— BEGIN Stored records —
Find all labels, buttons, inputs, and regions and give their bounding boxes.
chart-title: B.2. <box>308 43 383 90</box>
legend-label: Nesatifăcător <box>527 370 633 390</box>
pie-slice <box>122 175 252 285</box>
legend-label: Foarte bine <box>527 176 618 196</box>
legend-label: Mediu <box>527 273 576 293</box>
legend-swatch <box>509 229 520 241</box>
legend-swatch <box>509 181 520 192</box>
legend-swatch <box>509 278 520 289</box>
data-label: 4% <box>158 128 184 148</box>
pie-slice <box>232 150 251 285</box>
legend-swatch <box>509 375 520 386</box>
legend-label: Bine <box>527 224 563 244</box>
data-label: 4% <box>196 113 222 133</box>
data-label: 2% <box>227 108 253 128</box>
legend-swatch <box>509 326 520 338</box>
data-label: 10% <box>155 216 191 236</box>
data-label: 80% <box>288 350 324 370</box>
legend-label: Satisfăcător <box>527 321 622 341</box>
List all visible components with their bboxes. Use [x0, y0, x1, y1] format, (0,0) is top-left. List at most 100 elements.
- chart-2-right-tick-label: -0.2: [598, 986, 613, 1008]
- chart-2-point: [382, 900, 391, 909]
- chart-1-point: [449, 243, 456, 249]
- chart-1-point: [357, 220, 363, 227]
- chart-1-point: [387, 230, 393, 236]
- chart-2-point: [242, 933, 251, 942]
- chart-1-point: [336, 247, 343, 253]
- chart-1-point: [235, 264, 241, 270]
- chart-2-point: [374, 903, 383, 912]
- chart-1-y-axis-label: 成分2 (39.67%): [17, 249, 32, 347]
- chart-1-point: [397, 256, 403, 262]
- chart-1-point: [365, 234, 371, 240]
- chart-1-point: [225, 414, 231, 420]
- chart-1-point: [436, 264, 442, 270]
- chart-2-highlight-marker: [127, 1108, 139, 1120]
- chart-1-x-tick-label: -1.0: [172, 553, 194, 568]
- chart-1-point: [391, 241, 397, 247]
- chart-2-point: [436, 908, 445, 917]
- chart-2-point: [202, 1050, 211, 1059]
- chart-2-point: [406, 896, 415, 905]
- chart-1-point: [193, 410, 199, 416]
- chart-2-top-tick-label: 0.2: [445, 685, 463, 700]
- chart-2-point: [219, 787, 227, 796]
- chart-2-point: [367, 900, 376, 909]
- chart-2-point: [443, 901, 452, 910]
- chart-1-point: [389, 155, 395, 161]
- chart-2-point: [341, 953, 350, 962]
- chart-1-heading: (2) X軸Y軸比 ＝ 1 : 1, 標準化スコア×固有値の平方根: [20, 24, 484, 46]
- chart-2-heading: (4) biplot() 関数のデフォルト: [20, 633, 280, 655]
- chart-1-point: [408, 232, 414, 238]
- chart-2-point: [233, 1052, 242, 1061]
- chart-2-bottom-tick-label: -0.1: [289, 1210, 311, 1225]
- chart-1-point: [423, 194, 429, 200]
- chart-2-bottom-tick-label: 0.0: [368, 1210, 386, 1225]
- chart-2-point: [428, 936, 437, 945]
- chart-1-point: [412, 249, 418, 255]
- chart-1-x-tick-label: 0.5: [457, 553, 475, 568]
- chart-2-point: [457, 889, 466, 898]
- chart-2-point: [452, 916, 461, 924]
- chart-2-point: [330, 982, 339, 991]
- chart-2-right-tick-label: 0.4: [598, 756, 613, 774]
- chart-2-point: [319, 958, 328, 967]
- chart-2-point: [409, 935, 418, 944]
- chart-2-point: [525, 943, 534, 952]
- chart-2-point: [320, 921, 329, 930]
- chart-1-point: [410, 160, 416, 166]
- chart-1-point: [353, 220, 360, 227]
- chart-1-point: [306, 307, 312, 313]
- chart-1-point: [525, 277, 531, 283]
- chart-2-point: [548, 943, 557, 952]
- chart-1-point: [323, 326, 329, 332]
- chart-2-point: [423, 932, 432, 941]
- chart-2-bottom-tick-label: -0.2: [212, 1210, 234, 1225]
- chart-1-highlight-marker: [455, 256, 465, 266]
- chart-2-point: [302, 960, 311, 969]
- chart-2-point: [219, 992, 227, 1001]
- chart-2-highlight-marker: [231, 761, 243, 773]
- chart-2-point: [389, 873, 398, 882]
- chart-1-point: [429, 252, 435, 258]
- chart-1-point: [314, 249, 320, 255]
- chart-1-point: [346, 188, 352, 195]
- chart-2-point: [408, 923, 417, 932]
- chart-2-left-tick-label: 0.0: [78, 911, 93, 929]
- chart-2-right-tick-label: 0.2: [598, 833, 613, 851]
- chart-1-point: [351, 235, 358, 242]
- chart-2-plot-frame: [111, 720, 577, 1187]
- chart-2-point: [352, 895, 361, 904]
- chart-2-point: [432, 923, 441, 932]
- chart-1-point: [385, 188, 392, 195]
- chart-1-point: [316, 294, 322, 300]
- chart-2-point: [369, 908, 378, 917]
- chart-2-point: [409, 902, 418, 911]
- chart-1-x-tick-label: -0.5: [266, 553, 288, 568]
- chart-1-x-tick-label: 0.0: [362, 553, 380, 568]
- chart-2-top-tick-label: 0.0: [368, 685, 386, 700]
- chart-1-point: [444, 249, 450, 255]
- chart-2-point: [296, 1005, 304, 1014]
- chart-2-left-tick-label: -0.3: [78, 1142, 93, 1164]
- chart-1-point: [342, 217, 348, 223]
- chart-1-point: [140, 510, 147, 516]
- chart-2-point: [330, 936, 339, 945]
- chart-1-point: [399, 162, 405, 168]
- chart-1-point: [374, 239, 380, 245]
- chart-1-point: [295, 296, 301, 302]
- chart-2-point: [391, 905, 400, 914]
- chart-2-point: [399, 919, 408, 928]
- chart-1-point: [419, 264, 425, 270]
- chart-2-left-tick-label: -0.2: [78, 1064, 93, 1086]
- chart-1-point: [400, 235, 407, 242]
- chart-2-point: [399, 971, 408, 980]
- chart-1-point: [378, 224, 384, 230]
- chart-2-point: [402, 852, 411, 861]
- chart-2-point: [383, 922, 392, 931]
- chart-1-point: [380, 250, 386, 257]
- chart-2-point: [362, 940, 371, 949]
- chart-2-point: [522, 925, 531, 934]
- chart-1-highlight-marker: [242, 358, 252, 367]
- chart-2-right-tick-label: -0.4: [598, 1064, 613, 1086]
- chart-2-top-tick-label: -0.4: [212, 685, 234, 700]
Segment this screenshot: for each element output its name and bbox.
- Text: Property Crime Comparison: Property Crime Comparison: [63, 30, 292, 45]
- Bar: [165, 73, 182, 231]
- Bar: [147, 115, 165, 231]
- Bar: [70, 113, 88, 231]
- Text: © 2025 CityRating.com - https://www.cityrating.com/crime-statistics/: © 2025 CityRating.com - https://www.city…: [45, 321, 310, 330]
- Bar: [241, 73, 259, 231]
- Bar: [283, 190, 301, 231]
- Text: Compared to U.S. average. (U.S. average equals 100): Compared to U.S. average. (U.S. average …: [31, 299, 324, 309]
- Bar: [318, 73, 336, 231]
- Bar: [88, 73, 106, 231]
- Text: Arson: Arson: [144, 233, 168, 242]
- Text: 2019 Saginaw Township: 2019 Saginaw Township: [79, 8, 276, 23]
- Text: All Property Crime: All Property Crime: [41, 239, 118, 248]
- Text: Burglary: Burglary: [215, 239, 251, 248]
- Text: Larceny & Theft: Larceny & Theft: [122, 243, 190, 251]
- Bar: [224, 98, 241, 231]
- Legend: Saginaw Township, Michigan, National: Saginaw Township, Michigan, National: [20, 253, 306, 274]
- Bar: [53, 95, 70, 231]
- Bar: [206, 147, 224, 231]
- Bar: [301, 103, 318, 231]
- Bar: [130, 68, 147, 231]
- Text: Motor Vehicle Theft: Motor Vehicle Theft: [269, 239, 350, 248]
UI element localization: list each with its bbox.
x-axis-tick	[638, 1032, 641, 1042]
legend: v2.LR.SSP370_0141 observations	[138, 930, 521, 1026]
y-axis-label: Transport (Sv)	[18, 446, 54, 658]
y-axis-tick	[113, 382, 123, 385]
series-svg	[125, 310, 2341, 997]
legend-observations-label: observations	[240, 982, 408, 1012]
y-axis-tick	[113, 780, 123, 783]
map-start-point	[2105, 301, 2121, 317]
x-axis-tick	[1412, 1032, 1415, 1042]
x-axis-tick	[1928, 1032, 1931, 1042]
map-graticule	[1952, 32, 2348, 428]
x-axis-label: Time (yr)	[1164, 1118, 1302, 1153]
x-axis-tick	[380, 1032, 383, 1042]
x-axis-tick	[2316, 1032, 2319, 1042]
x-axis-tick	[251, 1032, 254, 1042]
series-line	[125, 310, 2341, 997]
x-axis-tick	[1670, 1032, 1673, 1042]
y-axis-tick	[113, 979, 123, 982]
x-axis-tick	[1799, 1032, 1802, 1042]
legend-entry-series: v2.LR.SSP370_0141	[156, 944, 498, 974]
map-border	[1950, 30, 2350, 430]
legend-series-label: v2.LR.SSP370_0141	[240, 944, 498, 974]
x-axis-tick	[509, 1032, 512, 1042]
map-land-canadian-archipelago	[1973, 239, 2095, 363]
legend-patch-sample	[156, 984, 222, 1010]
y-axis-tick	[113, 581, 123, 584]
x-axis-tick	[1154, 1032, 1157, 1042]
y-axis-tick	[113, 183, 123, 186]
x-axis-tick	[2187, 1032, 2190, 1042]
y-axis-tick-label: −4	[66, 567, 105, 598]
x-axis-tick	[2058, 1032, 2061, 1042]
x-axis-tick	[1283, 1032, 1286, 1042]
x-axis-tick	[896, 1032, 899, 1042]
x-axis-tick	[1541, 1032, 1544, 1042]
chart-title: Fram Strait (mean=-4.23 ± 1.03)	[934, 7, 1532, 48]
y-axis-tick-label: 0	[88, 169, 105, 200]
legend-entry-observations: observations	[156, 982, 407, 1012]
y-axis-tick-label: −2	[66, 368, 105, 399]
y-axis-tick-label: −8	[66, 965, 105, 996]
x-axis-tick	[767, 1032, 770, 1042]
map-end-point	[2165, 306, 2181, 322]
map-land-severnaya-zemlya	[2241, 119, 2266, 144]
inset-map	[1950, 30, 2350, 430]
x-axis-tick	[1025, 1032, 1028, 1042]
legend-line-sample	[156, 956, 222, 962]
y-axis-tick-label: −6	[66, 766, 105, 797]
— END Stored records —
Task directions: Rewrite the data from its first line through the line containing "- chart-1-point: [387, 230, 393, 236]", inclusive, changing every "legend-swatch" to "legend-marker" and leaving everything else the same.

Correct response:
Find all labels, buttons, inputs, and regions and give their bounding boxes.
chart-title: B.2. <box>308 43 383 90</box>
legend-label: Nesatifăcător <box>527 370 633 390</box>
pie-slice <box>122 175 252 285</box>
legend-label: Foarte bine <box>527 176 618 196</box>
legend-label: Mediu <box>527 273 576 293</box>
legend-marker <box>509 229 520 241</box>
legend-marker <box>509 181 520 192</box>
legend-marker <box>509 278 520 289</box>
data-label: 4% <box>158 128 184 148</box>
pie-slice <box>232 150 251 285</box>
legend-marker <box>509 375 520 386</box>
legend-label: Bine <box>527 224 563 244</box>
data-label: 4% <box>196 113 222 133</box>
data-label: 2% <box>227 108 253 128</box>
legend-marker <box>509 326 520 338</box>
data-label: 10% <box>155 216 191 236</box>
data-label: 80% <box>288 350 324 370</box>
legend-label: Satisfăcător <box>527 321 622 341</box>
List all visible components with their bboxes. Use [x0, y0, x1, y1] format, (0,0) is top-left. List at most 100 elements.
- chart-2-right-tick-label: -0.2: [598, 986, 613, 1008]
- chart-2-point: [382, 900, 391, 909]
- chart-1-point: [449, 243, 456, 249]
- chart-1-point: [357, 220, 363, 227]
- chart-1-point: [387, 230, 393, 236]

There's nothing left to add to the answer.